> [Your tasks]:
**1.** In the article on state political engagement, which state ranked second on the list of "most politically engaged" states?
**2.** Reproduce the part of the article on state political engagement that opens with the words containing "Maryland, Virginia among" and closes with "and fifth spots.".
**3.** Carry on writing the article on state political engagement, starting after its last sentence.

> [Text shown]:

-=-=-

State Watch

Maryland, Virginia among ‘most politically engaged’ states: study

A new study ranks the District of Columbia’s nearest neighbors, Maryland and Virginia, first and third on a list of “most politically engaged” states.  

Looking at voter registration and turnout in recent elections, among other factors, the personal finance site WalletHub found political engagement to be highest in the Mid-Atlantic and Pacific Northwest regions. The analysis ranked New Jersey second behind Maryland, with Washington and Oregon claiming the fourth and fifth spots.  

Landlocked states in the South and West populated the bottom of the list: Nebraska (46), South Dakota (47), Alabama (48), West Virginia (49) and Arkansas (50). 

A record 155 million voters reached the polls in the 2020 election. “Unfortunately, that number still only accounts for 66.8 percent of the voting-age population,” Adam McCann writes in the new report. The 2018 midterms brought out “the highest turnout in decades, but still only 53.4 percent of all eligible voters voted.”  

Rebecca Harris, a professor of politics at Washington and Lee University in Virginia, said the rankings could reflect longstanding regional variations in political culture.  


Voters in the Northeast and Upper Midwest “approach politics as their duty,” she said. “New England, with its history of town meetings, I think that ethic still carries through.” In the South, by contrast, “traditionally only elites are involved in politics. It isn’t the average citizen.” 

Voter turnout in 2020 ran highest in New Jersey, Minnesota and Oregon, and lowest in Arkansas, West Virginia and Oklahoma.  

A group of states at the Canadian border produced the highest turnout in 2018: Maine, Wisconsin, Montana, Minnesota, North Dakota and Washington. The lowest turnout came in Arkansas (again), Hawaii and West Virginia.  

Overall voter registration in 2020 favored and disfavored many of the same states: New Jersey, Minnesota, Oregon and Maryland boasted the highest rates of registration, along with Mississippi, a state that ranked 40th in overall political engagement. Florida, a perennial swing-state in national elections, ranked 48th in registered voters.

-=-=-

> [Exercise data]:
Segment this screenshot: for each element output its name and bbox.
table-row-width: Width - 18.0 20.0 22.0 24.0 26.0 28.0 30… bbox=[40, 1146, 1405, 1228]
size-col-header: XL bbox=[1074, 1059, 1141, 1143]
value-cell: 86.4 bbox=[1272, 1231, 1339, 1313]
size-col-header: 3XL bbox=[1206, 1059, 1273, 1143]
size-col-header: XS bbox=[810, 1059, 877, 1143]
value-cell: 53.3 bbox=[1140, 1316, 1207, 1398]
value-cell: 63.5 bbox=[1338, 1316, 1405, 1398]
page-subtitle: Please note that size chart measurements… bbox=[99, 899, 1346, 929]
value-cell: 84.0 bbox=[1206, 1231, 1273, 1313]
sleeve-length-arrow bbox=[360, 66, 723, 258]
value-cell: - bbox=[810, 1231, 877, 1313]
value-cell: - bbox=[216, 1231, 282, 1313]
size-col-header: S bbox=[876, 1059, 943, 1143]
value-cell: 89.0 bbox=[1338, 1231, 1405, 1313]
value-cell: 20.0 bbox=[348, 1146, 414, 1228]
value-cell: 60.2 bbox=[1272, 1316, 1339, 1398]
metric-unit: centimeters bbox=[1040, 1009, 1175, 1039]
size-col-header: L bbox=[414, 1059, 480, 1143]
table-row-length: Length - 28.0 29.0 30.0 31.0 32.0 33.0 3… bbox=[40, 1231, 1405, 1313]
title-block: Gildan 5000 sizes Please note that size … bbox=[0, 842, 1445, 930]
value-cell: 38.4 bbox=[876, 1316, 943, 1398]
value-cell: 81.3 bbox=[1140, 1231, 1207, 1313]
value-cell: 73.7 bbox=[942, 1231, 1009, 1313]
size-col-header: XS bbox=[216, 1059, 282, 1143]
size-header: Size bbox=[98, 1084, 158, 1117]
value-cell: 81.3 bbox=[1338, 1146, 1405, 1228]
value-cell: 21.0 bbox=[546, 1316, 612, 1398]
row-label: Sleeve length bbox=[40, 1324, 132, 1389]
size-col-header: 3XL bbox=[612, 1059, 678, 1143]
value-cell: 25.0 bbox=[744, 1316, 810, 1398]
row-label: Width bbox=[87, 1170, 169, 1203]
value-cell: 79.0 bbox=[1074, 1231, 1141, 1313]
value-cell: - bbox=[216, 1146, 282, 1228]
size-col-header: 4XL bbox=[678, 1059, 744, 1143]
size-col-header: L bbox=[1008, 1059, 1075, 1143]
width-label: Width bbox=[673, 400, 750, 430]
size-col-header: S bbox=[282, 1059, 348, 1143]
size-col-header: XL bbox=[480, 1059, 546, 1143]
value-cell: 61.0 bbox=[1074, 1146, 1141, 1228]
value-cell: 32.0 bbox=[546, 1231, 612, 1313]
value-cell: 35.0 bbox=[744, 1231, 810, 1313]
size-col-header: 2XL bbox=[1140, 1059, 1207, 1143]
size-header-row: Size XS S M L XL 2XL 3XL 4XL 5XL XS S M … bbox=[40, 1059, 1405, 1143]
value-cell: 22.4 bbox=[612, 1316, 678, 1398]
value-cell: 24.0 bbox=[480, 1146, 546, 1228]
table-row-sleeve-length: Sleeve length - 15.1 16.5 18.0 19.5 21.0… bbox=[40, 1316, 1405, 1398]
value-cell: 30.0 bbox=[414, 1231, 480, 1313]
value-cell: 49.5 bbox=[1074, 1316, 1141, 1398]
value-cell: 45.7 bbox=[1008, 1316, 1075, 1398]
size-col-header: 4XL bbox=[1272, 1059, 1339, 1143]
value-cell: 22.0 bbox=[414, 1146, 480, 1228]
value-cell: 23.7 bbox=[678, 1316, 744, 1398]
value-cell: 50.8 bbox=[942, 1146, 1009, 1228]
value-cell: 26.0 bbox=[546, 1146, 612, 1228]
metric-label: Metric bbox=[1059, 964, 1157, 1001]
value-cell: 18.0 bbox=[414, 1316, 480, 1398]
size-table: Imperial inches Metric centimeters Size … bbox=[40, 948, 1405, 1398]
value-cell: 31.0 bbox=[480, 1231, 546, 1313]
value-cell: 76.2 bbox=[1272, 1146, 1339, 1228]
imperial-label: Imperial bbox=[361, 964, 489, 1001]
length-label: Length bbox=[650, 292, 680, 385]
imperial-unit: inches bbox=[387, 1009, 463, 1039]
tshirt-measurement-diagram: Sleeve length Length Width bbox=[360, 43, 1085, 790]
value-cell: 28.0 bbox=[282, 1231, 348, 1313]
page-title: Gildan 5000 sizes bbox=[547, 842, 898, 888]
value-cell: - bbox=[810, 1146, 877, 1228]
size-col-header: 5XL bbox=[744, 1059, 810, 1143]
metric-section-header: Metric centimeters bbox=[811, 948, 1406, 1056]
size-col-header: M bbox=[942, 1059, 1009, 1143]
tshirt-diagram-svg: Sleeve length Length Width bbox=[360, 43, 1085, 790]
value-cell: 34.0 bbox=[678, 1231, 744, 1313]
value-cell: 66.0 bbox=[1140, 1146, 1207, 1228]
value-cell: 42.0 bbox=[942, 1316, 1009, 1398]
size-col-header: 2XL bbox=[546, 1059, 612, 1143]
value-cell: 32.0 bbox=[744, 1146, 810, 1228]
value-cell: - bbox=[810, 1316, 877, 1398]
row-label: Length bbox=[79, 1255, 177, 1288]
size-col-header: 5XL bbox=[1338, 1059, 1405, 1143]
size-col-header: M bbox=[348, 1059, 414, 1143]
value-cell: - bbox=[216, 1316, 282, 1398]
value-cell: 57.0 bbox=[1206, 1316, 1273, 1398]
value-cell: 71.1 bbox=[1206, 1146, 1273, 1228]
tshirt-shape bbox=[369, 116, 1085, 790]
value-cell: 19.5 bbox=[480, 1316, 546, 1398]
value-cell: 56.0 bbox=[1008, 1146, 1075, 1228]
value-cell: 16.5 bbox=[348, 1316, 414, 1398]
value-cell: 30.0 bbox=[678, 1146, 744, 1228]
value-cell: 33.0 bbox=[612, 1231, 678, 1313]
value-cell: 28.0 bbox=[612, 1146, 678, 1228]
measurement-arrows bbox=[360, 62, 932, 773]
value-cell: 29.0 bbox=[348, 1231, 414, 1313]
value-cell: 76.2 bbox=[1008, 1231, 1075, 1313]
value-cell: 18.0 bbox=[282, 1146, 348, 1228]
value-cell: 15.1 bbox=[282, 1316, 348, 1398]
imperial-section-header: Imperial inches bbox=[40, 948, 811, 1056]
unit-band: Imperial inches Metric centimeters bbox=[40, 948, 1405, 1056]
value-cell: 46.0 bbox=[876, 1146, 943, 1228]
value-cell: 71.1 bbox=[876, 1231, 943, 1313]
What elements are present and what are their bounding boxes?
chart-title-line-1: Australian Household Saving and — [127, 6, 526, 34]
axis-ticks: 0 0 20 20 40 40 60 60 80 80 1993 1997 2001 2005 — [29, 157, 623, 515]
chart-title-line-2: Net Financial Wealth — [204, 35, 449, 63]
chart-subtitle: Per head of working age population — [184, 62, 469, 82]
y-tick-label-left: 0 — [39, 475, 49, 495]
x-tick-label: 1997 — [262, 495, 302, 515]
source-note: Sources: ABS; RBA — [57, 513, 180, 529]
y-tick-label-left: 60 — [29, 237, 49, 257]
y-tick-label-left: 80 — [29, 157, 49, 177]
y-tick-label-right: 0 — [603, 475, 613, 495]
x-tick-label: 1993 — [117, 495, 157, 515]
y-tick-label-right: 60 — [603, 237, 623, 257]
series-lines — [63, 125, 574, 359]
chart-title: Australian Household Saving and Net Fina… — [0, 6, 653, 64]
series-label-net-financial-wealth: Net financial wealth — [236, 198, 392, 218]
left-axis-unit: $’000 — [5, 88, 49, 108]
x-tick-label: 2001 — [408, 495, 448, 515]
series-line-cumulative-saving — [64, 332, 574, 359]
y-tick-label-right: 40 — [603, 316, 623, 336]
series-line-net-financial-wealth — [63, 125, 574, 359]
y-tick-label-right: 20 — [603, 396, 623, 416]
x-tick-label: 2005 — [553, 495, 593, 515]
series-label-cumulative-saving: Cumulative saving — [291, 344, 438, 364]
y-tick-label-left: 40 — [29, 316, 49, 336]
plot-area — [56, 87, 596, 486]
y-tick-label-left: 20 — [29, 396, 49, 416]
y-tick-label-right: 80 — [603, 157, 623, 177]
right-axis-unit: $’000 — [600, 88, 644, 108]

-=-=-

> [Answer set]:
**1.** New Jersey

**2.**
Maryland, Virginia among ‘most politically engaged’ states: study

A new study ranks the District of Columbia’s nearest neighbors, Maryland and Virginia, first and third on a list of “most politically engaged” states.  

Looking at voter registration and turnout in recent elections, among other factors, the personal finance site WalletHub found political engagement to be highest in the Mid-Atlantic and Pacific Northwest regions. The analysis ranked New Jersey second behind Maryland, with Washington and Oregon claiming the fourth and fifth spots.

**3.**
The WalletHub analysis found that income and education track closely to political involvement. In the 2020 election, 85 percent of voters with family incomes above $150,000 turned out to the polls, compared to 47 percent of those with household incomes under $10,000.  

Not surprisingly, West Virginia and Mississippi, states with lower average incomes, ranked at the bottom on another measure of engagement: political contributions per adult. Wealthy East Coast states of Virginia, Massachusetts, Connecticut and New York ranked highest, surpassed only by Wyoming, one of the wealthiest Mountain states.  

The ranking found that blue states tend to rank higher in political engagement than red states. Some experts predict the fall midterms could break that pattern.  

“We have already seen voters in Kansas — especially newly registered women voters — turn out in large numbers to shoot down an anti-abortion referendum” in that red state, said Daniel Aldrich, a Northeastern University professor, in a Q&A attached to the new study.  

“I think it is very likely that in red states which have previously seen relatively low voter turnout — Oklahoma, Arkansas, West Virginia, Tennessee, Mississippi and Texas — we are going to see higher turnout than in the past.”